Stored entries.
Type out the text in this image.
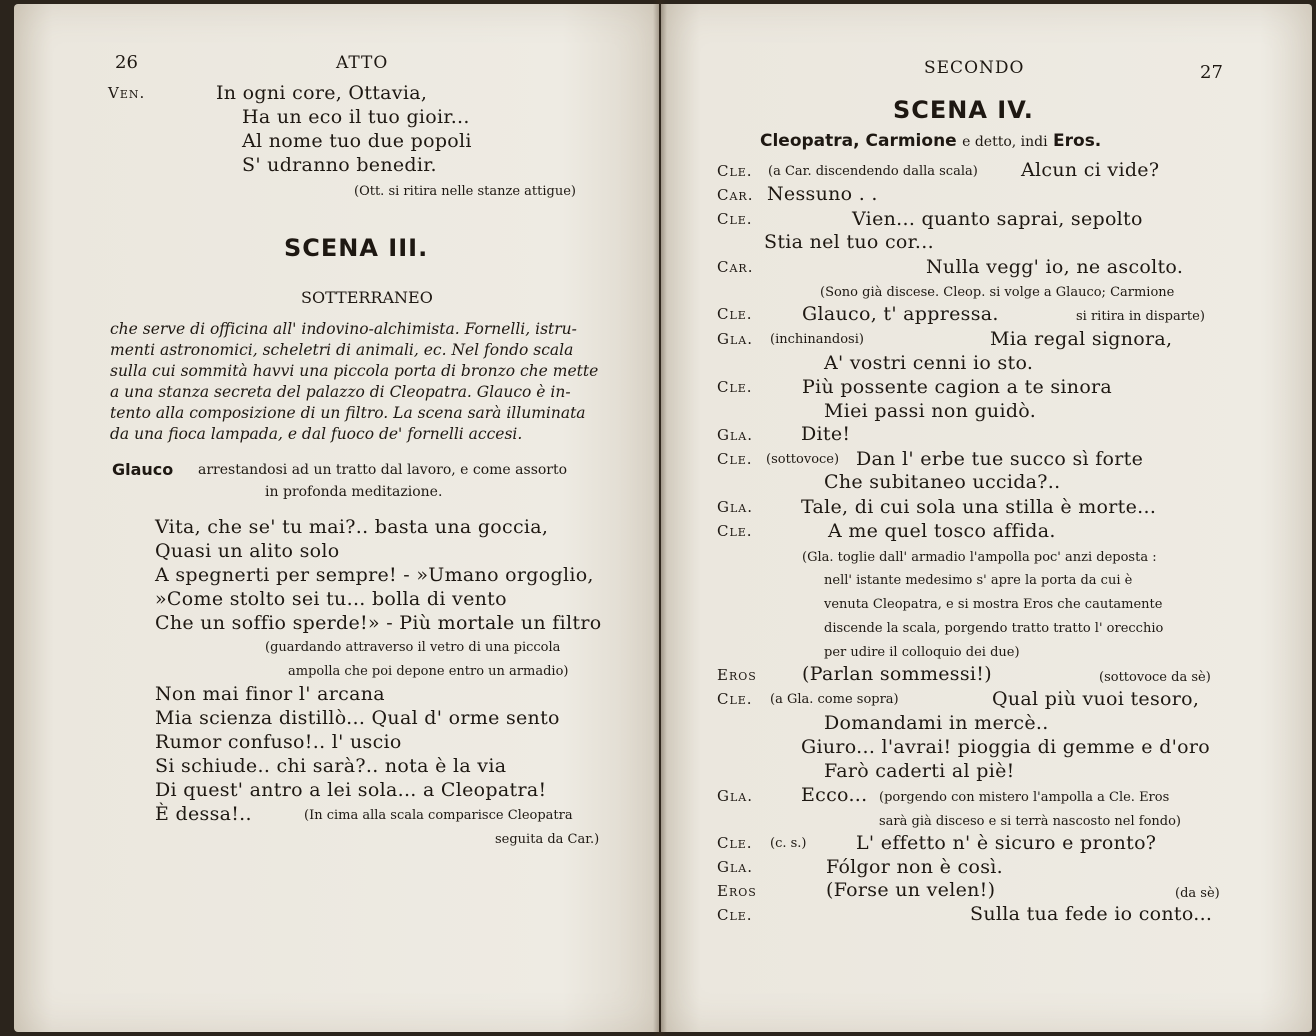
26	ATTO
Ven.	In ogni core, Ottavia,
Ha un eco il tuo gioir...
Al nome tuo due popoli
S' udranno benedir.
(Ott. si ritira nelle stanze attigue)
SCENA III.
SOTTERRANEO
che serve di officina all' indovino-alchimista. Fornelli, istru-
menti astronomici, scheletri di animali, ec. Nel fondo scala
sulla cui sommità havvi una piccola porta di bronzo che mette
a una stanza secreta del palazzo di Cleopatra. Glauco è in-
tento alla composizione di un filtro. La scena sarà illuminata
da una fioca lampada, e dal fuoco de' fornelli accesi.
Glauco arrestandosi ad un tratto dal lavoro, e come assorto
in profonda meditazione.
Vita, che se' tu mai?.. basta una goccia,
Quasi un alito solo
A spegnerti per sempre! - »Umano orgoglio,
»Come stolto sei tu... bolla di vento
Che un soffio sperde!» - Più mortale un filtro
(guardando attraverso il vetro di una piccola
ampolla che poi depone entro un armadio)
Non mai finor l' arcana
Mia scienza distillò... Qual d' orme sento
Rumor confuso!.. l' uscio
Si schiude.. chi sarà?.. nota è la via
Di quest' antro a lei sola... a Cleopatra!
È dessa!..	(In cima alla scala comparisce Cleopatra
seguita da Car.)
SECONDO	27
SCENA IV.
Cleopatra, Carmione e detto, indi Eros.
Cle. (a Car. discendendo dalla scala) Alcun ci vide?
Car. Nessuno . .
Cle.	Vien... quanto saprai, sepolto
Stia nel tuo cor...
Car.	Nulla vegg' io, ne ascolto.
(Sono già discese. Cleop. si volge a Glauco; Carmione
Cle.	Glauco, t' appressa.	si ritira in disparte)
Gla. (inchinandosi)	Mia regal signora,
A' vostri cenni io sto.
Cle.	Più possente cagion a te sinora
Miei passi non guidò.
Gla.	Dite!
Cle. (sottovoce) Dan l' erbe tue succo sì forte
Che subitaneo uccida?..
Gla.	Tale, di cui sola una stilla è morte...
Cle.	A me quel tosco affida.
(Gla. toglie dall' armadio l'ampolla poc' anzi deposta :
nell' istante medesimo s' apre la porta da cui è
venuta Cleopatra, e si mostra Eros che cautamente
discende la scala, porgendo tratto tratto l' orecchio
per udire il colloquio dei due)
Eros (Parlan sommessi!)	(sottovoce da sè)
Cle. (a Gla. come sopra)	Qual più vuoi tesoro,
Domandami in mercè..
Giuro... l'avrai! pioggia di gemme e d'oro
Farò caderti al piè!
Gla.	Ecco... (porgendo con mistero l'ampolla a Cle. Eros
sarà già disceso e si terrà nascosto nel fondo)
Cle. (c. s.)	L' effetto n' è sicuro e pronto?
Gla.	Fólgor non è così.
Eros	(Forse un velen!)	(da sè)
Cle.	Sulla tua fede io conto...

What is expected. Leave the pictures out and copy the rest of the data exactly.

Solution to this exercise.
Type out the text in this image.
26	ATTO
Ven.	In ogni core, Ottavia,
Ha un eco il tuo gioir...
Al nome tuo due popoli
S' udranno benedir.
(Ott. si ritira nelle stanze attigue)
SCENA III.
SOTTERRANEO
che serve di officina all' indovino-alchimista. Fornelli, istru-
menti astronomici, scheletri di animali, ec. Nel fondo scala
sulla cui sommità havvi una piccola porta di bronzo che mette
a una stanza secreta del palazzo di Cleopatra. Glauco è in-
tento alla composizione di un filtro. La scena sarà illuminata
da una fioca lampada, e dal fuoco de' fornelli accesi.
Glauco arrestandosi ad un tratto dal lavoro, e come assorto
in profonda meditazione.
Vita, che se' tu mai?.. basta una goccia,
Quasi un alito solo
A spegnerti per sempre! - »Umano orgoglio,
»Come stolto sei tu... bolla di vento
Che un soffio sperde!» - Più mortale un filtro
(guardando attraverso il vetro di una piccola
ampolla che poi depone entro un armadio)
Non mai finor l' arcana
Mia scienza distillò... Qual d' orme sento
Rumor confuso!.. l' uscio
Si schiude.. chi sarà?.. nota è la via
Di quest' antro a lei sola... a Cleopatra!
È dessa!..	(In cima alla scala comparisce Cleopatra
seguita da Car.)
SECONDO	27
SCENA IV.
Cleopatra, Carmione e detto, indi Eros.
Cle. (a Car. discendendo dalla scala) Alcun ci vide?
Car. Nessuno . .
Cle.	Vien... quanto saprai, sepolto
Stia nel tuo cor...
Car.	Nulla vegg' io, ne ascolto.
(Sono già discese. Cleop. si volge a Glauco; Carmione
Cle.	Glauco, t' appressa.	si ritira in disparte)
Gla. (inchinandosi)	Mia regal signora,
A' vostri cenni io sto.
Cle.	Più possente cagion a te sinora
Miei passi non guidò.
Gla.	Dite!
Cle. (sottovoce) Dan l' erbe tue succo sì forte
Che subitaneo uccida?..
Gla.	Tale, di cui sola una stilla è morte...
Cle.	A me quel tosco affida.
(Gla. toglie dall' armadio l'ampolla poc' anzi deposta :
nell' istante medesimo s' apre la porta da cui è
venuta Cleopatra, e si mostra Eros che cautamente
discende la scala, porgendo tratto tratto l' orecchio
per udire il colloquio dei due)
Eros (Parlan sommessi!)	(sottovoce da sè)
Cle. (a Gla. come sopra)	Qual più vuoi tesoro,
Domandami in mercè..
Giuro... l'avrai! pioggia di gemme e d'oro
Farò caderti al piè!
Gla.	Ecco... (porgendo con mistero l'ampolla a Cle. Eros
sarà già disceso e si terrà nascosto nel fondo)
Cle. (c. s.)	L' effetto n' è sicuro e pronto?
Gla.	Fólgor non è così.
Eros	(Forse un velen!)	(da sè)
Cle.	Sulla tua fede io conto...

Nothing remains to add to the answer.